STATED PROBLEM
Check each line for the string "image" and give only the count of lines that have it.
============
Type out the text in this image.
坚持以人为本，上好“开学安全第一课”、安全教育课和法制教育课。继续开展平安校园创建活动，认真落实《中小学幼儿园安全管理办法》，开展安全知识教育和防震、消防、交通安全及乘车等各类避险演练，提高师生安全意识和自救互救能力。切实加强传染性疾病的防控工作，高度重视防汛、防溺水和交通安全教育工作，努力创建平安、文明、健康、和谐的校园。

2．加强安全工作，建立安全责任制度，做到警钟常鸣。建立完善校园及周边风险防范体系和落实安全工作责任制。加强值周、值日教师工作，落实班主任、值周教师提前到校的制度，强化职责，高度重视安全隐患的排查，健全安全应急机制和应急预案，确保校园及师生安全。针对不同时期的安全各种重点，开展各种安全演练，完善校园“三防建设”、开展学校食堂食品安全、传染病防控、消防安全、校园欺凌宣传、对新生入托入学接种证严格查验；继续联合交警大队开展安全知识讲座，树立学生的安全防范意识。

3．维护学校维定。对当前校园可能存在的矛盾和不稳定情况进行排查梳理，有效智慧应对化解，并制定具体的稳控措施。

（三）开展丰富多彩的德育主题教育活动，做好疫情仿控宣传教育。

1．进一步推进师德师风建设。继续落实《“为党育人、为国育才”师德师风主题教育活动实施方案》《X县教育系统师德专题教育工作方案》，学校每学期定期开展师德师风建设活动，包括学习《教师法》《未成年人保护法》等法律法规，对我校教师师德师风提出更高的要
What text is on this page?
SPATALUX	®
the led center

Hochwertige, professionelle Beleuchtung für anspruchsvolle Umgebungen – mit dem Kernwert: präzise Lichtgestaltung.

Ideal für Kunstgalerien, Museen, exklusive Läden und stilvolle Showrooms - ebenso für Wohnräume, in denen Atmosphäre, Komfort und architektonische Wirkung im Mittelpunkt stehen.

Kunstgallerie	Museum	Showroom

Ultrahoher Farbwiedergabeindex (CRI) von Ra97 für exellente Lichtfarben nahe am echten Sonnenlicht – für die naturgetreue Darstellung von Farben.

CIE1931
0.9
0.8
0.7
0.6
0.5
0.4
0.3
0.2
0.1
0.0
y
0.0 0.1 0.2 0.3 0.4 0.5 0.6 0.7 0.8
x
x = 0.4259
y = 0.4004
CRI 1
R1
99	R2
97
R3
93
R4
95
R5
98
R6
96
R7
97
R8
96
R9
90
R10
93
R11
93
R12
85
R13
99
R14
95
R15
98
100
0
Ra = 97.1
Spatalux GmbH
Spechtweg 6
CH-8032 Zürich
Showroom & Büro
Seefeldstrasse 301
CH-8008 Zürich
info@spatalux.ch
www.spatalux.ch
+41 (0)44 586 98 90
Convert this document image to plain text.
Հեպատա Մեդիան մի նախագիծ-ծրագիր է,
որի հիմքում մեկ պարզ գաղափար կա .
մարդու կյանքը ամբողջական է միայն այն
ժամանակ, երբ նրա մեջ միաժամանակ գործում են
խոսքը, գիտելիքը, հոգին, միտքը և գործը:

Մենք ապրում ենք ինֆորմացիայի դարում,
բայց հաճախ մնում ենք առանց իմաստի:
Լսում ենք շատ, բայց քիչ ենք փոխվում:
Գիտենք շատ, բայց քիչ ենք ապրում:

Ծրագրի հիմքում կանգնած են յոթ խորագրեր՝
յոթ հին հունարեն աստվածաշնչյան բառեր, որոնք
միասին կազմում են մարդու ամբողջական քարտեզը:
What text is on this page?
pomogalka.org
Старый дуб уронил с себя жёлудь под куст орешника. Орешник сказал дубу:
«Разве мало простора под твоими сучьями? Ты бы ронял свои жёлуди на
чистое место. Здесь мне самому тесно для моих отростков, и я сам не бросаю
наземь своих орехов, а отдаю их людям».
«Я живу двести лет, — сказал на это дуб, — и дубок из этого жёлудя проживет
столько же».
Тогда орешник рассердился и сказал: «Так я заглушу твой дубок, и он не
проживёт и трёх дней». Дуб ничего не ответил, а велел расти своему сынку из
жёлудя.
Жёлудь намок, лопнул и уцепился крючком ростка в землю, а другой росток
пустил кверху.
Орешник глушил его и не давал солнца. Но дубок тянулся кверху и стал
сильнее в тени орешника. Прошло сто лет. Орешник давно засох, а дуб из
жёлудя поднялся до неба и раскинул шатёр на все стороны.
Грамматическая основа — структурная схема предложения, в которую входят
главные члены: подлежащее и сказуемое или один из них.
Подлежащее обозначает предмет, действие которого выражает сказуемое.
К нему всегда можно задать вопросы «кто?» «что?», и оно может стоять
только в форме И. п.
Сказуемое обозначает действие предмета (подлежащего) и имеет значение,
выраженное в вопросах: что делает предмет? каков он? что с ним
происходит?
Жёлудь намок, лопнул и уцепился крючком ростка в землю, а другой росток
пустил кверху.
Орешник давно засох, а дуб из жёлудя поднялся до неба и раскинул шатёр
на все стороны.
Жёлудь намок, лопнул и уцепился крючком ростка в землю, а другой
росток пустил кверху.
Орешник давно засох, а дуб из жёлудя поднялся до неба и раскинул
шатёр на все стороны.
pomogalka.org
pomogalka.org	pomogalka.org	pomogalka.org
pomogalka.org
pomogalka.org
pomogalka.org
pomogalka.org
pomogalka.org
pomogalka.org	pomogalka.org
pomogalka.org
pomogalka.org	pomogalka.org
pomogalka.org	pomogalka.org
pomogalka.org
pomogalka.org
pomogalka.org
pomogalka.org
============
RESPONSE
2